**TESTO MOSTRATO:**
◆ ◆ ◆ ◆ ◆
Una cosa che si sottolinea poco è che Ahmadinejad, che pure ha un indubbio consenso in Iran, in realtà in questi quattro anni ha governato quasi contro il Parlamento, che pure è a maggioranza della sua gente, della sua corrente; è stato ostacolato e beccato su tantissime questioni dalla maggioranza conservatrice: dalla legge finanziaria alle varie misure di politica economica; ci sono stati degli scandali, diversi ministri si sono dovuti dimettere. Insomma, pur avendo un Parlamento della sua maggioranza, in realtà Ahmadinejad ha avuto vita molto difficile.
◆ ◆ ◆ ◆ ◆
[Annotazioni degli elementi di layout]
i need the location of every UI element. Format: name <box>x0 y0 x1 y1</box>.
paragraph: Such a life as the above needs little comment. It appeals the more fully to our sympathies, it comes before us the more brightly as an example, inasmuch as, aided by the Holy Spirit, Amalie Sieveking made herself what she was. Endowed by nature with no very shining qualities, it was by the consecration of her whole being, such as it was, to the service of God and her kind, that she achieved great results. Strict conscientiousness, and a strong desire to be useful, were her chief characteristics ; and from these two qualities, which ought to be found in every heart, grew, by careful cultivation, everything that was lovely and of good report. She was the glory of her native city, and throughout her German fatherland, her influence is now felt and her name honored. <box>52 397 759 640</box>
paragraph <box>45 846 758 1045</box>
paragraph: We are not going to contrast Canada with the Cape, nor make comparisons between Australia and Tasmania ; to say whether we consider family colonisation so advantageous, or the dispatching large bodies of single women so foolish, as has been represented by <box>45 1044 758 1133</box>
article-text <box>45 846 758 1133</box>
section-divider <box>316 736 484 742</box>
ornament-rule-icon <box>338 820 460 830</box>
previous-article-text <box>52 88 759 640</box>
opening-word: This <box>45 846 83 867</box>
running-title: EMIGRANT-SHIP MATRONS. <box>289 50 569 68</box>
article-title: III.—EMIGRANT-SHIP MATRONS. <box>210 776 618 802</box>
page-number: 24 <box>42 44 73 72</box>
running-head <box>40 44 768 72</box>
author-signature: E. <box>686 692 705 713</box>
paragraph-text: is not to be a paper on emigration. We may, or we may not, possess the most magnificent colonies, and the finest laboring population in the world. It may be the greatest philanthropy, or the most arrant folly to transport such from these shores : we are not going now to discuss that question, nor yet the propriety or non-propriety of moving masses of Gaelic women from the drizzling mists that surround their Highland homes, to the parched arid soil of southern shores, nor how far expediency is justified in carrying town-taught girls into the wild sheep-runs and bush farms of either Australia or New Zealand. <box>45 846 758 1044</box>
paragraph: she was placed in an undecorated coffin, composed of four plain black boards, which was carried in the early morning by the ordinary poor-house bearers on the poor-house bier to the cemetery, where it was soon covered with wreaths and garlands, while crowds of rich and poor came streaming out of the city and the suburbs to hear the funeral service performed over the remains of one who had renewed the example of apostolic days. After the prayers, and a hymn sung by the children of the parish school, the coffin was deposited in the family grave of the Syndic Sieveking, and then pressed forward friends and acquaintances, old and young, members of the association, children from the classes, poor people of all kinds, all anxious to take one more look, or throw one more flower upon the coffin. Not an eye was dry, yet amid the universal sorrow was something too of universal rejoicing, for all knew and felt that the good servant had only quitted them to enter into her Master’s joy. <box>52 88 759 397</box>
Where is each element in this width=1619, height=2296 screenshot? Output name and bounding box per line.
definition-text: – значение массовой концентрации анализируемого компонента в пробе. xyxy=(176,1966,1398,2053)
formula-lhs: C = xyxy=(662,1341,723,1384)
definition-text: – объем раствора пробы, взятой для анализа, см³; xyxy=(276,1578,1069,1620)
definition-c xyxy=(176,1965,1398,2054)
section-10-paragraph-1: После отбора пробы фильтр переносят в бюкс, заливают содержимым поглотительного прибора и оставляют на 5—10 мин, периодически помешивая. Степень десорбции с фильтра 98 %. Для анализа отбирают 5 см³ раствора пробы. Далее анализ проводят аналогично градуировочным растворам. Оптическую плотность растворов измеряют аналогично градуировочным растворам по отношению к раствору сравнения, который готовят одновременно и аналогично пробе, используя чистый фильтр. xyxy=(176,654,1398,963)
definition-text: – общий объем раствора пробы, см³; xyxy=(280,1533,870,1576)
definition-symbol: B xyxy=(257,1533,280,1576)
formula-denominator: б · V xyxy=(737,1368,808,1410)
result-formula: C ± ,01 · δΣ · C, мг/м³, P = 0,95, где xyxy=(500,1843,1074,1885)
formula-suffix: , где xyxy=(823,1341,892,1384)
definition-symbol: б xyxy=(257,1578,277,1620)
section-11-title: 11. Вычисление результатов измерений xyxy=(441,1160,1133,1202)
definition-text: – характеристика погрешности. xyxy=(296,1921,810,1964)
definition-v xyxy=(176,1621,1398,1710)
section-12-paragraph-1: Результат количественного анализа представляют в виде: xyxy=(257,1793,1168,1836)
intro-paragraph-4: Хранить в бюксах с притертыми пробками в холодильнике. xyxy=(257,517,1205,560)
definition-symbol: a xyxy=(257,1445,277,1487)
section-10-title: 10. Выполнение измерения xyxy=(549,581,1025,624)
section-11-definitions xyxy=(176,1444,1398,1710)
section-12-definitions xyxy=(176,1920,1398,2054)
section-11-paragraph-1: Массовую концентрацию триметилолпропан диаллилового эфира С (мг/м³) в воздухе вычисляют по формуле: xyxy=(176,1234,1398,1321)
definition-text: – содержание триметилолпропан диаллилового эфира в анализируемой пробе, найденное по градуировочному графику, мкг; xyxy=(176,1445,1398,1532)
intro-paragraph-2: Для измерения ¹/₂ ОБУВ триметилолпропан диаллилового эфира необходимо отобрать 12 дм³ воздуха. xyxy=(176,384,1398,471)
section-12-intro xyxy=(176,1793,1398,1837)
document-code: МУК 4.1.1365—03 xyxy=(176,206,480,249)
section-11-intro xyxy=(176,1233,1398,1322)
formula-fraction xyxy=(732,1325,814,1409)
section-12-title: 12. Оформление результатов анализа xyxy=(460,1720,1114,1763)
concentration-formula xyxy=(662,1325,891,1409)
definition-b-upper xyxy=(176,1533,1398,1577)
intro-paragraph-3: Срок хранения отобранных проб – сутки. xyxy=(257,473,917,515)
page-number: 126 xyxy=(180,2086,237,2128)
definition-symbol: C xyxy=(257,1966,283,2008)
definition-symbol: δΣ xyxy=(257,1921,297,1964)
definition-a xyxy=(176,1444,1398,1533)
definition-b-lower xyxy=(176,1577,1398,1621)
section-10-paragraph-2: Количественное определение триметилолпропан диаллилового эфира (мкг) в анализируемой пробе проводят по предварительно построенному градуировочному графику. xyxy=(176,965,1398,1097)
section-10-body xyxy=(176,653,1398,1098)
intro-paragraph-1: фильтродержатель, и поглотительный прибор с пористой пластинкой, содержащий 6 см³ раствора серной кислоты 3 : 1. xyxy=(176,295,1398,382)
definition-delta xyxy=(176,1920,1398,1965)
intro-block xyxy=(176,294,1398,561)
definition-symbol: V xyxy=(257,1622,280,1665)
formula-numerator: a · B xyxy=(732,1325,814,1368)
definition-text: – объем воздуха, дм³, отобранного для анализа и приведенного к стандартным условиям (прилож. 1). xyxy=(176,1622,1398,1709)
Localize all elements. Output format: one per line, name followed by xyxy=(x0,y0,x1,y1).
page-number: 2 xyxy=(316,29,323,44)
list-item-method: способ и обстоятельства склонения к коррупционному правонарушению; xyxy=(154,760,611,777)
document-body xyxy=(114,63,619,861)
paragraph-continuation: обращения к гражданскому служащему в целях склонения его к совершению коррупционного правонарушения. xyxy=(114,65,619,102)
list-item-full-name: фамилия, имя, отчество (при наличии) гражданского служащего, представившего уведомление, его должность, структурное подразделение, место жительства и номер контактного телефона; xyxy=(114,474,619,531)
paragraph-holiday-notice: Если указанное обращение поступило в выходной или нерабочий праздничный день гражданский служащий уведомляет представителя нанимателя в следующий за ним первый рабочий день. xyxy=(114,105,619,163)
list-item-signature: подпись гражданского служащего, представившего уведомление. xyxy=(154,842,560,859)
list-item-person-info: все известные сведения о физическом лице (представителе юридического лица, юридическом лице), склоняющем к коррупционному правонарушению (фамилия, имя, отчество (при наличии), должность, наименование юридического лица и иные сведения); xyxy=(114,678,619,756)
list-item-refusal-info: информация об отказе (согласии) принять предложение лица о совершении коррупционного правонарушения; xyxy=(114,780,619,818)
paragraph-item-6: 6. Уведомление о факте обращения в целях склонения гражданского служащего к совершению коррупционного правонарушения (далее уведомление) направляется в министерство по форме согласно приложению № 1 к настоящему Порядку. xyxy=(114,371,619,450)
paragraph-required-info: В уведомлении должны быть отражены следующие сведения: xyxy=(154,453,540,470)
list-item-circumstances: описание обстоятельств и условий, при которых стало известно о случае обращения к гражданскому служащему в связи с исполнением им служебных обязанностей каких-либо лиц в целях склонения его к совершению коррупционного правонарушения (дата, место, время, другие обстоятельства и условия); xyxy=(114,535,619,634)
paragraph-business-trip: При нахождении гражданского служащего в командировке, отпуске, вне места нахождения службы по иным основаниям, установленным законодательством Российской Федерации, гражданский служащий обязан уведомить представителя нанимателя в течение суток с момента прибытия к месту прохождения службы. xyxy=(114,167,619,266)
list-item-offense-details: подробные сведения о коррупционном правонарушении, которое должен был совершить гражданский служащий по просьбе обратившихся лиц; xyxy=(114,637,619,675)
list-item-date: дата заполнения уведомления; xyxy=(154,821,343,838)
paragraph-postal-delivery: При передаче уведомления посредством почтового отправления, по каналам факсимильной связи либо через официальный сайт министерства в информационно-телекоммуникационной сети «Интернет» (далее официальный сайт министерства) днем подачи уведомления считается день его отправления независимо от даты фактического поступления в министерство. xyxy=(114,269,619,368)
◆ ◆ ◆ ◆ ◆
**CONSEGNA A:**
Nel testo sul Parlamento iraniano, riscrivi il tratto che parte dalle parole "Una cosa che" e si chiude dopo "vita molto difficile.", rinominando "Ahmadinejad" in "il presidente iraniano".
**CONSEGNA B:**
Trasforma in una tabella Markdown le righe delle voci, partendo dall'inizio delle voci e fermandoti dopo la riga che contiene "author-signature: E. <box>686". Usa la colonna "N." per il numero di riga e la colonna "Contenuto" per la riga, e tralascia le righe vuote.

**RISPOSTA COMPLETA A:**
Una cosa che si sottolinea poco è che il presidente iraniano, che pure ha un indubbio consenso in Iran, in realtà in questi quattro anni ha governato quasi contro il Parlamento, che pure è a maggioranza della sua gente, della sua corrente; è stato ostacolato e beccato su tantissime questioni dalla maggioranza conservatrice: dalla legge finanziaria alle varie misure di politica economica; ci sono stati degli scandali, diversi ministri si sono dovuti dimettere. Insomma, pur avendo un Parlamento della sua maggioranza, in realtà il presidente iraniano ha avuto vita molto difficile.

**RISPOSTA COMPLETA B:**
| N. | Contenuto |
|---|---|
| 1 | i need the location of every UI element. Format: name <box>x0 y0 x1 y1</box>. |
| 2 | paragraph: Such a life as the above needs little comment. It appeals the more fully to our sympathies, it comes before us the more brightly as an example, inasmuch as, aided by the Holy Spirit, Amalie Sieveking made herself what she was. Endowed by nature with no very shining qualities, it was by the consecration of her whole being, such as it was, to the service of God and her kind, that she achieved great results. Strict conscientiousness, and a strong desire to be useful, were her chief characteristics ; and from these two qualities, which ought to be found in every heart, grew, by careful cultivation, everything that was lovely and of good report. She was the glory of her native city, and throughout her German fatherland, her influence is now felt and her name honored. <box>52 397 759 640</box> |
| 3 | paragraph <box>45 846 758 1045</box> |
| 4 | paragraph: We are not going to contrast Canada with the Cape, nor make comparisons between Australia and Tasmania ; to say whether we consider family colonisation so advantageous, or the dispatching large bodies of single women so foolish, as has been represented by <box>45 1044 758 1133</box> |
| 5 | article-text <box>45 846 758 1133</box> |
| 6 | section-divider <box>316 736 484 742</box> |
| 7 | ornament-rule-icon <box>338 820 460 830</box> |
| 8 | previous-article-text <box>52 88 759 640</box> |
| 9 | opening-word: This <box>45 846 83 867</box> |
| 10 | running-title: EMIGRANT-SHIP MATRONS. <box>289 50 569 68</box> |
| 11 | article-title: III.—EMIGRANT-SHIP MATRONS. <box>210 776 618 802</box> |
| 12 | page-number: 24 <box>42 44 73 72</box> |
| 13 | running-head <box>40 44 768 72</box> |
| 14 | author-signature: E. <box>686 692 705 713</box> |